#### DATASET ENTRIES:
[Start]

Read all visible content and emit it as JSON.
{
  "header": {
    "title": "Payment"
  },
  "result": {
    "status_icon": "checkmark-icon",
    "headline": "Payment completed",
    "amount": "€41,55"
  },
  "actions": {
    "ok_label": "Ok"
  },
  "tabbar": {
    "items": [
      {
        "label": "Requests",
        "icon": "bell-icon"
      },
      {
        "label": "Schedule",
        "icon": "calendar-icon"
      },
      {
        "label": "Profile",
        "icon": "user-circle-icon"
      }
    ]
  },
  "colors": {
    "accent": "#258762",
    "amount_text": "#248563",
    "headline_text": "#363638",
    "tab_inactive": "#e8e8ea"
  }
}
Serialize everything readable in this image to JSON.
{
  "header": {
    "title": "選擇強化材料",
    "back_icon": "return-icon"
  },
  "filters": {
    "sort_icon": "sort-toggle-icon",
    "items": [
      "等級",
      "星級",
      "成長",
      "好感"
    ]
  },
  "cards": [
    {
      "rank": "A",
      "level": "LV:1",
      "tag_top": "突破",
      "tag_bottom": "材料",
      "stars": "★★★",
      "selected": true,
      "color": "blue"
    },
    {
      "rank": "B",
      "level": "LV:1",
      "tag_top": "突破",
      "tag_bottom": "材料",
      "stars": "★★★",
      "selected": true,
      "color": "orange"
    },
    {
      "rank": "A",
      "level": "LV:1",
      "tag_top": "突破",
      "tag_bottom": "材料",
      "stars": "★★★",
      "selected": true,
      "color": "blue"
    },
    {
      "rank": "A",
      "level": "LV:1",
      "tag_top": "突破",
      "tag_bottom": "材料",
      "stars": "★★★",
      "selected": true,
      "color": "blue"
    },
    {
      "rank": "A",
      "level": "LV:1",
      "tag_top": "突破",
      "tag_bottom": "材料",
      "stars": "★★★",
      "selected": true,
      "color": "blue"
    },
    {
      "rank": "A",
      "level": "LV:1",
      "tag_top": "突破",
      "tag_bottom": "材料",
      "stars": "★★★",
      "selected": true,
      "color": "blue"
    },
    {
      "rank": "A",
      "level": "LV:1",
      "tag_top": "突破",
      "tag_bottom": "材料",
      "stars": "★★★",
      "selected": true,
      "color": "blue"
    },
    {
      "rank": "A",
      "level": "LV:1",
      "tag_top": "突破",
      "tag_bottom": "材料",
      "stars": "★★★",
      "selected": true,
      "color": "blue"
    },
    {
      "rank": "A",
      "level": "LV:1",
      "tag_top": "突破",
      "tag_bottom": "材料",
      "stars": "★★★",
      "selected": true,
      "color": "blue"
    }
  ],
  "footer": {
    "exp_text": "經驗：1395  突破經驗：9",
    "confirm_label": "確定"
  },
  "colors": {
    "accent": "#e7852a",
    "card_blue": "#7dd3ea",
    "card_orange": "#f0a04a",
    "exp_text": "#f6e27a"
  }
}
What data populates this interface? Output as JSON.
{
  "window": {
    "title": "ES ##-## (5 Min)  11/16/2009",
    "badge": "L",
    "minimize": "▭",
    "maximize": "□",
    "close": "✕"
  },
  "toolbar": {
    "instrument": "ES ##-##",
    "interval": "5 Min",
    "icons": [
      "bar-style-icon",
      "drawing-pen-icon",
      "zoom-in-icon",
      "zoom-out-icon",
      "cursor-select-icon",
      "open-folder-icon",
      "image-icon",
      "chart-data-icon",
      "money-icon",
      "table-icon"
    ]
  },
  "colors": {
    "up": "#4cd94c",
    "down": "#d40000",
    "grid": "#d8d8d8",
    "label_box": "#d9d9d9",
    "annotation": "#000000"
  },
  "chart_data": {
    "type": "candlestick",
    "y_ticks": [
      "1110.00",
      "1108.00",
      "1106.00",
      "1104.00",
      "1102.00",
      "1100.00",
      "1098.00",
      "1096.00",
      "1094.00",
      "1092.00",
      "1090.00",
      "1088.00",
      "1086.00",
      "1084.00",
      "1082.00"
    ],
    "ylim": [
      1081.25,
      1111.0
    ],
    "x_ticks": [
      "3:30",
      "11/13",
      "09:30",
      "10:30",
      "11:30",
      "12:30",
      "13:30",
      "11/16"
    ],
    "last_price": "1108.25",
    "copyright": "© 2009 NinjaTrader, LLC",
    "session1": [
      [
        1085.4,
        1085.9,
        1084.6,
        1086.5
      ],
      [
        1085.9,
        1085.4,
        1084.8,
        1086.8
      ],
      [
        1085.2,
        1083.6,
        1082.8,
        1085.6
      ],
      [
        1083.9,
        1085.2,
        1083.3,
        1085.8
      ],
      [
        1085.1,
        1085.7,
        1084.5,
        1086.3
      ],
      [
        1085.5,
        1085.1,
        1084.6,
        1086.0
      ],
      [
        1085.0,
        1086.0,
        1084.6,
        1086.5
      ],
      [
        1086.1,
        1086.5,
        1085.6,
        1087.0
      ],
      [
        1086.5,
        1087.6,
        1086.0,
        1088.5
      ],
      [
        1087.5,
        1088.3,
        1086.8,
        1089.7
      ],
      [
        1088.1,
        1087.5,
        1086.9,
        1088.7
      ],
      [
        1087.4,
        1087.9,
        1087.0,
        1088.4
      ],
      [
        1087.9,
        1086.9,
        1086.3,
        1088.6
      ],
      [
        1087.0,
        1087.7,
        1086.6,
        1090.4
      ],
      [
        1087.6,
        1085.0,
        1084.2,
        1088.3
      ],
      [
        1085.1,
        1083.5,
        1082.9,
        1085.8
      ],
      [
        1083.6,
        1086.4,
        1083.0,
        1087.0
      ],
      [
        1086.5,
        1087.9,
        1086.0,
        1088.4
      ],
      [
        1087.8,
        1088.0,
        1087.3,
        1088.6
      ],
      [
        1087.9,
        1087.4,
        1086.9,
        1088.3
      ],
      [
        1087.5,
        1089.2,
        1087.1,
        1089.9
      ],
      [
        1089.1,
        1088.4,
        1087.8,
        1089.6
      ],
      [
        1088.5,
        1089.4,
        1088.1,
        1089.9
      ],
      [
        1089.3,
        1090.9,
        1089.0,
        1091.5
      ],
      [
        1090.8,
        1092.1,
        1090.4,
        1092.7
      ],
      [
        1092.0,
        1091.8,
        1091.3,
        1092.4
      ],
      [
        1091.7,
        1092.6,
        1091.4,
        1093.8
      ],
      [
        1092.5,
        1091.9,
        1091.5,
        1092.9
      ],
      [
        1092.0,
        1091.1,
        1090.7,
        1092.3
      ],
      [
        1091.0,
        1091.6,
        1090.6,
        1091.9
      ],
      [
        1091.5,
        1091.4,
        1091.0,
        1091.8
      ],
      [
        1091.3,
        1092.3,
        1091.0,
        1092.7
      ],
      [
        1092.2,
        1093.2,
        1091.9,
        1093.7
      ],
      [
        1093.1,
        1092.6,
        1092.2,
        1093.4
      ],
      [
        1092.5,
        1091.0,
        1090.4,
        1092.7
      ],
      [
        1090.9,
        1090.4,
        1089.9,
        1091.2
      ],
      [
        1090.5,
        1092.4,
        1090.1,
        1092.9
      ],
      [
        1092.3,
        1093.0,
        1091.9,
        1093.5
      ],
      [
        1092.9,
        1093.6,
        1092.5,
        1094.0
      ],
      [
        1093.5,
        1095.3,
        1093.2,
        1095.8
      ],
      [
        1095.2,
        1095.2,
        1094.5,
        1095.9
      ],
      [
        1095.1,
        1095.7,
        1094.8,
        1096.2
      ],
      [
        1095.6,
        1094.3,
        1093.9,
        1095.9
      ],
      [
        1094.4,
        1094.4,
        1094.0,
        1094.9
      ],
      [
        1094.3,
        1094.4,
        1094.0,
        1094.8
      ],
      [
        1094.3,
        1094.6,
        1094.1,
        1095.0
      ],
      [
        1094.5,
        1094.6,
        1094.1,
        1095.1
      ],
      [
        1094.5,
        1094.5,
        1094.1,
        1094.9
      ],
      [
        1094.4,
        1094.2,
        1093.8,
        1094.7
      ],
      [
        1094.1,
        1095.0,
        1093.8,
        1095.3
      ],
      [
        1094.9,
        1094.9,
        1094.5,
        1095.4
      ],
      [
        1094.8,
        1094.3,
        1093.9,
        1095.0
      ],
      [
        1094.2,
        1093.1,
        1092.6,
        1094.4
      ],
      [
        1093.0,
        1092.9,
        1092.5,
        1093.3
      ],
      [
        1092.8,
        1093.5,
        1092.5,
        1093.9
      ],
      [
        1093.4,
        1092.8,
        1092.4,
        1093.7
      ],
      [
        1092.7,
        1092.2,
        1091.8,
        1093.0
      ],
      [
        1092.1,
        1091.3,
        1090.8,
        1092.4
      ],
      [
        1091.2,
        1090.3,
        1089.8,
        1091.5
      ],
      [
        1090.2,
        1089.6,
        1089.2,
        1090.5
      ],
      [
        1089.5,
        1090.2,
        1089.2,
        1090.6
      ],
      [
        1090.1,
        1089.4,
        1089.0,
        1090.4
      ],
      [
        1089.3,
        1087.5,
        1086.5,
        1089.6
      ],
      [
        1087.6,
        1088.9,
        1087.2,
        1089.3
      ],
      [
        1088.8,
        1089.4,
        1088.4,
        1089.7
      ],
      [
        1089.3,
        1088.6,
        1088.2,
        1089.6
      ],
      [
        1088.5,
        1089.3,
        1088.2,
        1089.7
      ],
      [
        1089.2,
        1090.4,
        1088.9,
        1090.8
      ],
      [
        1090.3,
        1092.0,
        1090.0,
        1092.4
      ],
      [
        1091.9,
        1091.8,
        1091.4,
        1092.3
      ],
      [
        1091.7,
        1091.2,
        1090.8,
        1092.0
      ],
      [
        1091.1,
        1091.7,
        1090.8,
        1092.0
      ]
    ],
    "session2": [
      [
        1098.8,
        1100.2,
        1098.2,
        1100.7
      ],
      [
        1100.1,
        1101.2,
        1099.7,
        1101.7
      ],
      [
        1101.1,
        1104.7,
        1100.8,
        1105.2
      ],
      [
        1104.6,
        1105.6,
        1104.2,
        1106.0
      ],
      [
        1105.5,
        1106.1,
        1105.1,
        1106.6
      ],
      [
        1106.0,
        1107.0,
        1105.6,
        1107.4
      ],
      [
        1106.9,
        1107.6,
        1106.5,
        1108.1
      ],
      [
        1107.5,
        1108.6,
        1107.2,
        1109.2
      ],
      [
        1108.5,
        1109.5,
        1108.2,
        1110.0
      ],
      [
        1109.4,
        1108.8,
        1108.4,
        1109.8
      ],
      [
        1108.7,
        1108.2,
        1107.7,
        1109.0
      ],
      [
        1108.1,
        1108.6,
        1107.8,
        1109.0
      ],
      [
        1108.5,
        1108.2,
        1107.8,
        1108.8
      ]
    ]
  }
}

[End]

#### TASK GOAL:
Identify each line containing the string "Payment" and copy it out.

#### TASK OUTPUT:
    "title": "Payment"
    "headline": "Payment completed",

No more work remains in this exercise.